▸ Document text
***

The two images below are animated gif files which change when clicked on to enlarge them to full size. The show clearly how Landsat based deforestation analysis coincides in this area with the conclusions drawn from visual analysis of recent high resolution imagery. The visual analysis is produced by overlaying our change analysis in Google Earth using Geoserver, and through the use of QGis.
Deforestation:Overlaying vector and raster layers in PostGIS using GRASS
A very common operation in GIS involves overlaying vector polygons on a raster map and calculating the area of each class in the raster map. The results are then added to the attribute table of the vector map. How can this be achieved in PostGIS?
If the raster layer is quite small it could be imported as points and the result achieved through a point in polygon SQL overlay. However that is not the usual way to achieve the operation. When large raster layers derived from the analysis of satelite imagery are of interest the conventional GIS approach is to first rasterise the vector layer. The computations involved in the overlay are then simple and fast.
This example taken from our ongoing work. It overlays a map of agricultural units on a raster layer representing deforestation in the last decade derived from analysis of satelite data. Because deforestation in Chiapas has tended to take place on a rather small scale involving only a few hectares at a time, it is not at all easy to see the large scale regional pattern from an image. Calculating the proportion of the total area of each agricultural unit deforested helps to see the pattern. The map above shows the percentage of the total (forested + non-forested) area of each agricultural unit estimated to have been deforested between 1990 and 2000.

***

▸ Tasks to carry out
**1)** Based on the deforestation mapping text, say yes or no to each statement and quote the words that decide it: (a) For large raster layers from satellite imagery, the usual approach is to rasterize the vector layer first. (b) Importing the raster layer as points is the usual way to do the overlay. (c) Deforestation in Chiapas has tended to happen on a large scale.
**2)** Copy word for word the part of the deforestation mapping text from "Deforestation:Overlaying vector and" up to and including "simple and fast.".
The data after this point is separate material, not part of the deforestation mapping text.

▸ Information given
***

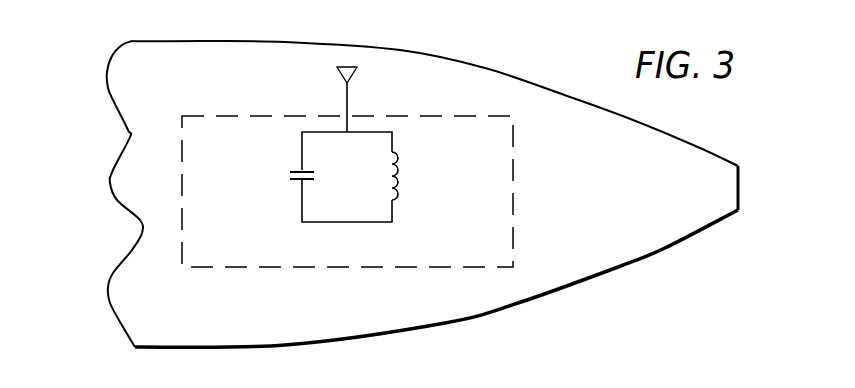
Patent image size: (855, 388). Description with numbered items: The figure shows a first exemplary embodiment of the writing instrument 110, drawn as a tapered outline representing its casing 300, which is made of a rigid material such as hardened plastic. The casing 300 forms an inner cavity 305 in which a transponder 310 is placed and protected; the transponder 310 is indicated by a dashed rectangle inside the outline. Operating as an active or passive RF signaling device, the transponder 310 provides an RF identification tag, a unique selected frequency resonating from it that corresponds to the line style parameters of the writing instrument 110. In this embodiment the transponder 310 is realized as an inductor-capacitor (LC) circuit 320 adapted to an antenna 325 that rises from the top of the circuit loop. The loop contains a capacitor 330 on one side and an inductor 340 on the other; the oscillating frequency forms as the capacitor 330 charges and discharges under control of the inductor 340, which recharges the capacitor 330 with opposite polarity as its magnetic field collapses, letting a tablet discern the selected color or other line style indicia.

***

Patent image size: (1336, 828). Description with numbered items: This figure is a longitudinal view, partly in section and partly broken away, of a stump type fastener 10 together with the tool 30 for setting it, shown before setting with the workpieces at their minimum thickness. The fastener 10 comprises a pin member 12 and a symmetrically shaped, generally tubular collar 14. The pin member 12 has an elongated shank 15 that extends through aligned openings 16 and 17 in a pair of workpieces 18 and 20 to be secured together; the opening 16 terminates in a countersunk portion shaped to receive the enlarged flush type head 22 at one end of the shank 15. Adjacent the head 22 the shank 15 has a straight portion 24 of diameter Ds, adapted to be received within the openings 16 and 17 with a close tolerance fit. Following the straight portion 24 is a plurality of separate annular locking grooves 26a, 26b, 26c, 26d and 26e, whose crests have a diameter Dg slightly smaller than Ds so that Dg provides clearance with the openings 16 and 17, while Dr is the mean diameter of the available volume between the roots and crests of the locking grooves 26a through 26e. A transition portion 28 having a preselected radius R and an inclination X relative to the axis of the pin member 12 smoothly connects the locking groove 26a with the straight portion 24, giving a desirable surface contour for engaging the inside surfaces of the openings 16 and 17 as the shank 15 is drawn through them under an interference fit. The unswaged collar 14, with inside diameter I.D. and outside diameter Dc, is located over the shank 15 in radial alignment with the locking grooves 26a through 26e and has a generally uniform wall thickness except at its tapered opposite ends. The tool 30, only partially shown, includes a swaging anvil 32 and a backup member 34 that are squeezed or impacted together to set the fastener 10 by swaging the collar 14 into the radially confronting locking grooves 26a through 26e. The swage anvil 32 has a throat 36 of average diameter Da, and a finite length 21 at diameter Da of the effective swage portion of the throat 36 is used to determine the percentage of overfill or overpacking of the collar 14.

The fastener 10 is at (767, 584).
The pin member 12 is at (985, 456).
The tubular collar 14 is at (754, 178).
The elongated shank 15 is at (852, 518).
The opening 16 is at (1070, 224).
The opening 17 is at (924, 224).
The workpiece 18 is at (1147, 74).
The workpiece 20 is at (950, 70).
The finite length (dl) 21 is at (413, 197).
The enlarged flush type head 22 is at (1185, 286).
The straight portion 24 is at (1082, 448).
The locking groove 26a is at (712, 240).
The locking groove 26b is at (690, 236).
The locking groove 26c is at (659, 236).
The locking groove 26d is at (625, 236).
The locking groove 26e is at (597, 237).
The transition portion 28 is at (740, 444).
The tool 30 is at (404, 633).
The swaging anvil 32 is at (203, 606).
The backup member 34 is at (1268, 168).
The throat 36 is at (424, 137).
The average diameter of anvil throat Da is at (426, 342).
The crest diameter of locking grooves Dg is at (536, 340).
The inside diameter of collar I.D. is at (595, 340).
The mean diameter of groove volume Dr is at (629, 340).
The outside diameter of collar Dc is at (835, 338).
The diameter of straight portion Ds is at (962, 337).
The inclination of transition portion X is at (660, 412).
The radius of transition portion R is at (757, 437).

***

▸ Task answers
**1)**
(a) Yes: "the conventional GIS approach is to first rasterise the vector layer"
(b) No: "However that is not the usual way to achieve the operation."
(c) No: "deforestation in Chiapas has tended to take place on a rather small scale involving only a few hectares at a time"

**2)**
Deforestation:Overlaying vector and raster layers in PostGIS using GRASS
A very common operation in GIS involves overlaying vector polygons on a raster map and calculating the area of each class in the raster map. The results are then added to the attribute table of the vector map. How can this be achieved in PostGIS?
If the raster layer is quite small it could be imported as points and the result achieved through a point in polygon SQL overlay. However that is not the usual way to achieve the operation. When large raster layers derived from the analysis of satelite imagery are of interest the conventional GIS approach is to first rasterise the vector layer. The computations involved in the overlay are then simple and fast.